-------- Supplied data --------

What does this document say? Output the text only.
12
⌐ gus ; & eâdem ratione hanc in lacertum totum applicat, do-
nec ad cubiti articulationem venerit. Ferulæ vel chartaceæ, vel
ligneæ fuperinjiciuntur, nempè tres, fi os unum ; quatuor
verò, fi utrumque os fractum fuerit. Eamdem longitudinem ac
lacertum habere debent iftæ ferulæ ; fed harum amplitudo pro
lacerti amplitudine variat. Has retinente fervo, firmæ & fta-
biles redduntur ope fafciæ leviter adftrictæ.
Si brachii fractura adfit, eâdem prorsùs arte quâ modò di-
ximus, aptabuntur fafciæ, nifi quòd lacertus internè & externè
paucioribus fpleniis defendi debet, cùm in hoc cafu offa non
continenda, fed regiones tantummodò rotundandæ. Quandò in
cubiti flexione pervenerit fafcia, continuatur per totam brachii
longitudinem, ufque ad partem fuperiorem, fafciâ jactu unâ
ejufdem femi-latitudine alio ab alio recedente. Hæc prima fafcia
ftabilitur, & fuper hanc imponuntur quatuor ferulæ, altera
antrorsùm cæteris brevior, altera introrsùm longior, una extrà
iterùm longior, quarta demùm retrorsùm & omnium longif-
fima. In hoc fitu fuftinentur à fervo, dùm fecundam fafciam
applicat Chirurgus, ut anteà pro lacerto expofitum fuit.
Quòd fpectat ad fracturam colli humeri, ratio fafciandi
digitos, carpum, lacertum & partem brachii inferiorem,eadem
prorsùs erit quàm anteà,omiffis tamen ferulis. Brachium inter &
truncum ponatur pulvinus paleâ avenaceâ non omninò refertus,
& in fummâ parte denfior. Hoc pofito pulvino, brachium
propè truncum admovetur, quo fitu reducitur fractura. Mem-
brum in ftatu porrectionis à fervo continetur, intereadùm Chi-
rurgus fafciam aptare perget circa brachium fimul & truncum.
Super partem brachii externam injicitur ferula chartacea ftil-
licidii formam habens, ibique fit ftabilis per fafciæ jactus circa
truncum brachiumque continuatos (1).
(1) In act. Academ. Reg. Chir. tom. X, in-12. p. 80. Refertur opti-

--------

### Written request
Pick out the lines above that hold the string "longior" and show them.

### The response
antrorsùm cæteris brevior, altera introrsùm longior, una extrà
iterùm longior, quarta demùm retrorsùm & omnium longif-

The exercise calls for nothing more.